> _Required task_: Go through the data below and copy it exactly, skipping every picture.

Dataset entries on figures:
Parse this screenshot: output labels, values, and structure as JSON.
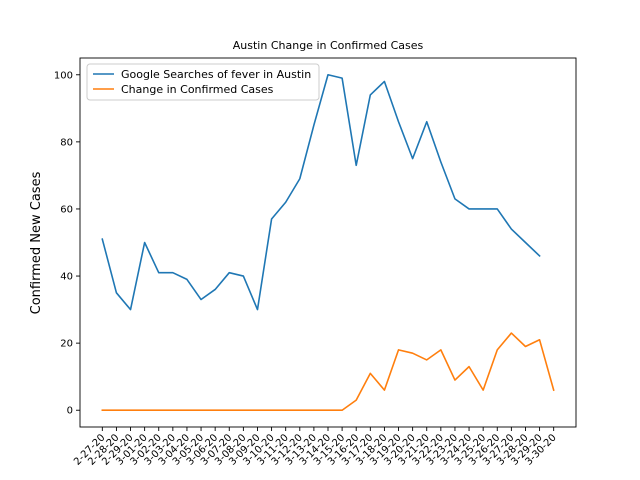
{
  "chart_data": {
    "type": "line",
    "title": "Austin Change in Confirmed Cases",
    "xlabel": "",
    "ylabel": "Confirmed New Cases",
    "ylim": [
      -5,
      105
    ],
    "yticks": [
      0,
      20,
      40,
      60,
      80,
      100
    ],
    "grid": false,
    "legend_position": "top-left",
    "categories": [
      "2-27-20",
      "2-28-20",
      "2-29-20",
      "3-01-20",
      "3-02-20",
      "3-03-20",
      "3-04-20",
      "3-05-20",
      "3-06-20",
      "3-07-20",
      "3-08-20",
      "3-09-20",
      "3-10-20",
      "3-11-20",
      "3-12-20",
      "3-13-20",
      "3-14-20",
      "3-15-20",
      "3-16-20",
      "3-17-20",
      "3-18-20",
      "3-19-20",
      "3-20-20",
      "3-21-20",
      "3-22-20",
      "3-23-20",
      "3-24-20",
      "3-25-20",
      "3-26-20",
      "3-27-20",
      "3-28-20",
      "3-29-20",
      "3-30-20"
    ],
    "series": [
      {
        "name": "Google Searches of fever in Austin",
        "color": "#1f77b4",
        "values": [
          51,
          35,
          30,
          50,
          41,
          41,
          39,
          33,
          36,
          41,
          40,
          30,
          57,
          62,
          69,
          85,
          100,
          99,
          73,
          94,
          98,
          86,
          75,
          86,
          74,
          63,
          60,
          60,
          60,
          54,
          50,
          46,
          null
        ]
      },
      {
        "name": "Change in Confirmed Cases",
        "color": "#ff7f0e",
        "values": [
          0,
          0,
          0,
          0,
          0,
          0,
          0,
          0,
          0,
          0,
          0,
          0,
          0,
          0,
          0,
          0,
          0,
          0,
          3,
          11,
          6,
          18,
          17,
          15,
          18,
          9,
          13,
          6,
          18,
          23,
          19,
          21,
          6
        ]
      }
    ]
  }
}
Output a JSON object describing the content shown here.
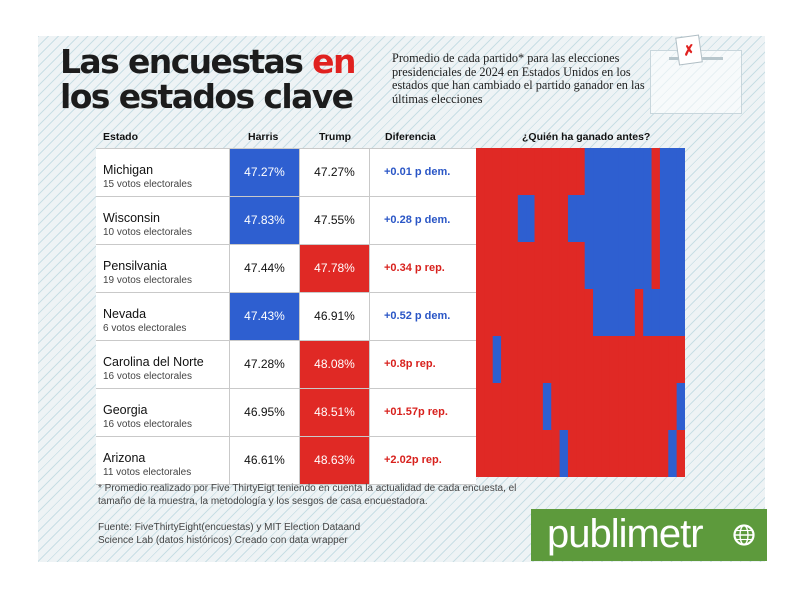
{
  "title": {
    "line1_part1": "Las encuestas",
    "line1_part2": "en",
    "line2": "los estados clave"
  },
  "subtitle": "Promedio de cada partido* para las elecciones presidenciales de 2024 en Estados Unidos en los estados que han cambiado el partido ganador en las últimas elecciones",
  "headers": {
    "state": "Estado",
    "harris": "Harris",
    "trump": "Trump",
    "difference": "Diferencia",
    "history": "¿Quién ha ganado antes?"
  },
  "colors": {
    "democrat": "#2e5fd0",
    "republican": "#e02925",
    "dem_text": "#2a56c6",
    "rep_text": "#d8211d",
    "brand": "#5d9a3c"
  },
  "chart_data": {
    "type": "table",
    "columns": [
      "Estado",
      "Harris",
      "Trump",
      "Diferencia",
      "¿Quién ha ganado antes?"
    ],
    "rows": [
      {
        "state": "Michigan",
        "votes": "15 votos electorales",
        "harris": "47.27%",
        "trump": "47.27%",
        "harris_value": 47.27,
        "trump_value": 47.27,
        "leader": "D",
        "diff": "+0.01 p dem.",
        "diff_party": "dem",
        "history": [
          "R",
          "R",
          "R",
          "R",
          "R",
          "R",
          "R",
          "R",
          "R",
          "R",
          "R",
          "R",
          "R",
          "D",
          "D",
          "D",
          "D",
          "D",
          "D",
          "D",
          "D",
          "R",
          "D",
          "D",
          "D"
        ]
      },
      {
        "state": "Wisconsin",
        "votes": "10 votos electorales",
        "harris": "47.83%",
        "trump": "47.55%",
        "harris_value": 47.83,
        "trump_value": 47.55,
        "leader": "D",
        "diff": "+0.28 p dem.",
        "diff_party": "dem",
        "history": [
          "R",
          "R",
          "R",
          "R",
          "R",
          "D",
          "D",
          "R",
          "R",
          "R",
          "R",
          "D",
          "D",
          "D",
          "D",
          "D",
          "D",
          "D",
          "D",
          "D",
          "D",
          "R",
          "D",
          "D",
          "D"
        ]
      },
      {
        "state": "Pensilvania",
        "votes": "19 votos electorales",
        "harris": "47.44%",
        "trump": "47.78%",
        "harris_value": 47.44,
        "trump_value": 47.78,
        "leader": "R",
        "diff": "+0.34 p rep.",
        "diff_party": "rep",
        "history": [
          "R",
          "R",
          "R",
          "R",
          "R",
          "R",
          "R",
          "R",
          "R",
          "R",
          "R",
          "R",
          "R",
          "D",
          "D",
          "D",
          "D",
          "D",
          "D",
          "D",
          "D",
          "R",
          "D",
          "D",
          "D"
        ]
      },
      {
        "state": "Nevada",
        "votes": "6 votos electorales",
        "harris": "47.43%",
        "trump": "46.91%",
        "harris_value": 47.43,
        "trump_value": 46.91,
        "leader": "D",
        "diff": "+0.52 p dem.",
        "diff_party": "dem",
        "history": [
          "R",
          "R",
          "R",
          "R",
          "R",
          "R",
          "R",
          "R",
          "R",
          "R",
          "R",
          "R",
          "R",
          "R",
          "D",
          "D",
          "D",
          "D",
          "D",
          "R",
          "D",
          "D",
          "D",
          "D",
          "D"
        ]
      },
      {
        "state": "Carolina del Norte",
        "votes": "16 votos electorales",
        "harris": "47.28%",
        "trump": "48.08%",
        "harris_value": 47.28,
        "trump_value": 48.08,
        "leader": "R",
        "diff": "+0.8p rep.",
        "diff_party": "rep",
        "history": [
          "R",
          "R",
          "D",
          "R",
          "R",
          "R",
          "R",
          "R",
          "R",
          "R",
          "R",
          "R",
          "R",
          "R",
          "R",
          "R",
          "R",
          "R",
          "R",
          "R",
          "R",
          "R",
          "R",
          "R",
          "R"
        ]
      },
      {
        "state": "Georgia",
        "votes": "16 votos electorales",
        "harris": "46.95%",
        "trump": "48.51%",
        "harris_value": 46.95,
        "trump_value": 48.51,
        "leader": "R",
        "diff": "+01.57p rep.",
        "diff_party": "rep",
        "history": [
          "R",
          "R",
          "R",
          "R",
          "R",
          "R",
          "R",
          "R",
          "D",
          "R",
          "R",
          "R",
          "R",
          "R",
          "R",
          "R",
          "R",
          "R",
          "R",
          "R",
          "R",
          "R",
          "R",
          "R",
          "D"
        ]
      },
      {
        "state": "Arizona",
        "votes": "11 votos electorales",
        "harris": "46.61%",
        "trump": "48.63%",
        "harris_value": 46.61,
        "trump_value": 48.63,
        "leader": "R",
        "diff": "+2.02p rep.",
        "diff_party": "rep",
        "history": [
          "R",
          "R",
          "R",
          "R",
          "R",
          "R",
          "R",
          "R",
          "R",
          "R",
          "D",
          "R",
          "R",
          "R",
          "R",
          "R",
          "R",
          "R",
          "R",
          "R",
          "R",
          "R",
          "R",
          "D",
          "R"
        ]
      }
    ]
  },
  "footnote": "* Promedio realizado por Five ThirtyEigt teniendo en cuenta la actualidad de cada encuesta, el tamaño de la muestra, la metodología y los sesgos de casa encuestadora.",
  "source": "Fuente: FiveThirtyEight(encuestas) y MIT Election Dataand Science Lab (datos históricos) Creado con data wrapper",
  "logo": {
    "text": "publimetr"
  }
}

> _Worked solution_:
Parse this screenshot: output labels, values, and structure as JSON.
{
  "chart_data": {
    "type": "line",
    "title": "Austin Change in Confirmed Cases",
    "xlabel": "",
    "ylabel": "Confirmed New Cases",
    "ylim": [
      -5,
      105
    ],
    "yticks": [
      0,
      20,
      40,
      60,
      80,
      100
    ],
    "grid": false,
    "legend_position": "top-left",
    "categories": [
      "2-27-20",
      "2-28-20",
      "2-29-20",
      "3-01-20",
      "3-02-20",
      "3-03-20",
      "3-04-20",
      "3-05-20",
      "3-06-20",
      "3-07-20",
      "3-08-20",
      "3-09-20",
      "3-10-20",
      "3-11-20",
      "3-12-20",
      "3-13-20",
      "3-14-20",
      "3-15-20",
      "3-16-20",
      "3-17-20",
      "3-18-20",
      "3-19-20",
      "3-20-20",
      "3-21-20",
      "3-22-20",
      "3-23-20",
      "3-24-20",
      "3-25-20",
      "3-26-20",
      "3-27-20",
      "3-28-20",
      "3-29-20",
      "3-30-20"
    ],
    "series": [
      {
        "name": "Google Searches of fever in Austin",
        "color": "#1f77b4",
        "values": [
          51,
          35,
          30,
          50,
          41,
          41,
          39,
          33,
          36,
          41,
          40,
          30,
          57,
          62,
          69,
          85,
          100,
          99,
          73,
          94,
          98,
          86,
          75,
          86,
          74,
          63,
          60,
          60,
          60,
          54,
          50,
          46,
          null
        ]
      },
      {
        "name": "Change in Confirmed Cases",
        "color": "#ff7f0e",
        "values": [
          0,
          0,
          0,
          0,
          0,
          0,
          0,
          0,
          0,
          0,
          0,
          0,
          0,
          0,
          0,
          0,
          0,
          0,
          3,
          11,
          6,
          18,
          17,
          15,
          18,
          9,
          13,
          6,
          18,
          23,
          19,
          21,
          6
        ]
      }
    ]
  }
}
Output a JSON object describing the content shown here.
{
  "title": {
    "line1_part1": "Las encuestas",
    "line1_part2": "en",
    "line2": "los estados clave"
  },
  "subtitle": "Promedio de cada partido* para las elecciones presidenciales de 2024 en Estados Unidos en los estados que han cambiado el partido ganador en las últimas elecciones",
  "headers": {
    "state": "Estado",
    "harris": "Harris",
    "trump": "Trump",
    "difference": "Diferencia",
    "history": "¿Quién ha ganado antes?"
  },
  "colors": {
    "democrat": "#2e5fd0",
    "republican": "#e02925",
    "dem_text": "#2a56c6",
    "rep_text": "#d8211d",
    "brand": "#5d9a3c"
  },
  "chart_data": {
    "type": "table",
    "columns": [
      "Estado",
      "Harris",
      "Trump",
      "Diferencia",
      "¿Quién ha ganado antes?"
    ],
    "rows": [
      {
        "state": "Michigan",
        "votes": "15 votos electorales",
        "harris": "47.27%",
        "trump": "47.27%",
        "harris_value": 47.27,
        "trump_value": 47.27,
        "leader": "D",
        "diff": "+0.01 p dem.",
        "diff_party": "dem",
        "history": [
          "R",
          "R",
          "R",
          "R",
          "R",
          "R",
          "R",
          "R",
          "R",
          "R",
          "R",
          "R",
          "R",
          "D",
          "D",
          "D",
          "D",
          "D",
          "D",
          "D",
          "D",
          "R",
          "D",
          "D",
          "D"
        ]
      },
      {
        "state": "Wisconsin",
        "votes": "10 votos electorales",
        "harris": "47.83%",
        "trump": "47.55%",
        "harris_value": 47.83,
        "trump_value": 47.55,
        "leader": "D",
        "diff": "+0.28 p dem.",
        "diff_party": "dem",
        "history": [
          "R",
          "R",
          "R",
          "R",
          "R",
          "D",
          "D",
          "R",
          "R",
          "R",
          "R",
          "D",
          "D",
          "D",
          "D",
          "D",
          "D",
          "D",
          "D",
          "D",
          "D",
          "R",
          "D",
          "D",
          "D"
        ]
      },
      {
        "state": "Pensilvania",
        "votes": "19 votos electorales",
        "harris": "47.44%",
        "trump": "47.78%",
        "harris_value": 47.44,
        "trump_value": 47.78,
        "leader": "R",
        "diff": "+0.34 p rep.",
        "diff_party": "rep",
        "history": [
          "R",
          "R",
          "R",
          "R",
          "R",
          "R",
          "R",
          "R",
          "R",
          "R",
          "R",
          "R",
          "R",
          "D",
          "D",
          "D",
          "D",
          "D",
          "D",
          "D",
          "D",
          "R",
          "D",
          "D",
          "D"
        ]
      },
      {
        "state": "Nevada",
        "votes": "6 votos electorales",
        "harris": "47.43%",
        "trump": "46.91%",
        "harris_value": 47.43,
        "trump_value": 46.91,
        "leader": "D",
        "diff": "+0.52 p dem.",
        "diff_party": "dem",
        "history": [
          "R",
          "R",
          "R",
          "R",
          "R",
          "R",
          "R",
          "R",
          "R",
          "R",
          "R",
          "R",
          "R",
          "R",
          "D",
          "D",
          "D",
          "D",
          "D",
          "R",
          "D",
          "D",
          "D",
          "D",
          "D"
        ]
      },
      {
        "state": "Carolina del Norte",
        "votes": "16 votos electorales",
        "harris": "47.28%",
        "trump": "48.08%",
        "harris_value": 47.28,
        "trump_value": 48.08,
        "leader": "R",
        "diff": "+0.8p rep.",
        "diff_party": "rep",
        "history": [
          "R",
          "R",
          "D",
          "R",
          "R",
          "R",
          "R",
          "R",
          "R",
          "R",
          "R",
          "R",
          "R",
          "R",
          "R",
          "R",
          "R",
          "R",
          "R",
          "R",
          "R",
          "R",
          "R",
          "R",
          "R"
        ]
      },
      {
        "state": "Georgia",
        "votes": "16 votos electorales",
        "harris": "46.95%",
        "trump": "48.51%",
        "harris_value": 46.95,
        "trump_value": 48.51,
        "leader": "R",
        "diff": "+01.57p rep.",
        "diff_party": "rep",
        "history": [
          "R",
          "R",
          "R",
          "R",
          "R",
          "R",
          "R",
          "R",
          "D",
          "R",
          "R",
          "R",
          "R",
          "R",
          "R",
          "R",
          "R",
          "R",
          "R",
          "R",
          "R",
          "R",
          "R",
          "R",
          "D"
        ]
      },
      {
        "state": "Arizona",
        "votes": "11 votos electorales",
        "harris": "46.61%",
        "trump": "48.63%",
        "harris_value": 46.61,
        "trump_value": 48.63,
        "leader": "R",
        "diff": "+2.02p rep.",
        "diff_party": "rep",
        "history": [
          "R",
          "R",
          "R",
          "R",
          "R",
          "R",
          "R",
          "R",
          "R",
          "R",
          "D",
          "R",
          "R",
          "R",
          "R",
          "R",
          "R",
          "R",
          "R",
          "R",
          "R",
          "R",
          "R",
          "D",
          "R"
        ]
      }
    ]
  },
  "footnote": "* Promedio realizado por Five ThirtyEigt teniendo en cuenta la actualidad de cada encuesta, el tamaño de la muestra, la metodología y los sesgos de casa encuestadora.",
  "source": "Fuente: FiveThirtyEight(encuestas) y MIT Election Dataand Science Lab (datos históricos) Creado con data wrapper",
  "logo": {
    "text": "publimetr"
  }
}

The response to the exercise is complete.